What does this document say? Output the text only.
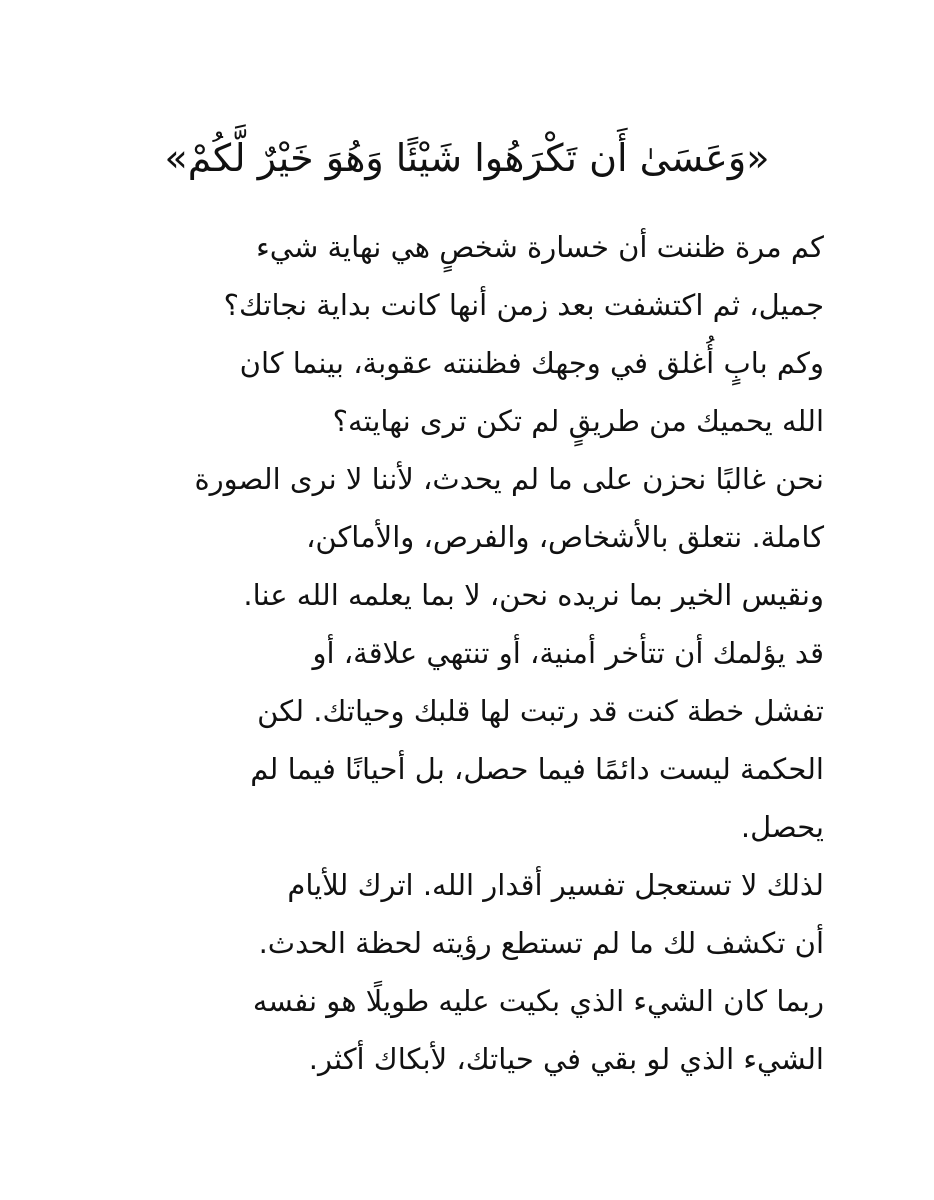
«وَعَسَىٰ أَن تَكْرَهُوا شَيْئًا وَهُوَ خَيْرٌ لَّكُمْ»
كم مرة ظننت أن خسارة شخصٍ هي نهاية شيء
جميل، ثم اكتشفت بعد زمن أنها كانت بداية نجاتك؟
وكم بابٍ أُغلق في وجهك فظننته عقوبة، بينما كان
الله يحميك من طريقٍ لم تكن ترى نهايته؟
نحن غالبًا نحزن على ما لم يحدث، لأننا لا نرى الصورة
كاملة. نتعلق بالأشخاص، والفرص، والأماكن،
ونقيس الخير بما نريده نحن، لا بما يعلمه الله عنا.
قد يؤلمك أن تتأخر أمنية، أو تنتهي علاقة، أو
تفشل خطة كنت قد رتبت لها قلبك وحياتك. لكن
الحكمة ليست دائمًا فيما حصل، بل أحيانًا فيما لم
يحصل.
لذلك لا تستعجل تفسير أقدار الله. اترك للأيام
أن تكشف لك ما لم تستطع رؤيته لحظة الحدث.
ربما كان الشيء الذي بكيت عليه طويلًا هو نفسه
الشيء الذي لو بقي في حياتك، لأبكاك أكثر.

→ Description of the task:
Pictures are excluded; output everything else in the data verbatim.

→ Result for this exercise:
What does this document say? Output the text only.
«وَعَسَىٰ أَن تَكْرَهُوا شَيْئًا وَهُوَ خَيْرٌ لَّكُمْ»
كم مرة ظننت أن خسارة شخصٍ هي نهاية شيء
جميل، ثم اكتشفت بعد زمن أنها كانت بداية نجاتك؟
وكم بابٍ أُغلق في وجهك فظننته عقوبة، بينما كان
الله يحميك من طريقٍ لم تكن ترى نهايته؟
نحن غالبًا نحزن على ما لم يحدث، لأننا لا نرى الصورة
كاملة. نتعلق بالأشخاص، والفرص، والأماكن،
ونقيس الخير بما نريده نحن، لا بما يعلمه الله عنا.
قد يؤلمك أن تتأخر أمنية، أو تنتهي علاقة، أو
تفشل خطة كنت قد رتبت لها قلبك وحياتك. لكن
الحكمة ليست دائمًا فيما حصل، بل أحيانًا فيما لم
يحصل.
لذلك لا تستعجل تفسير أقدار الله. اترك للأيام
أن تكشف لك ما لم تستطع رؤيته لحظة الحدث.
ربما كان الشيء الذي بكيت عليه طويلًا هو نفسه
الشيء الذي لو بقي في حياتك، لأبكاك أكثر.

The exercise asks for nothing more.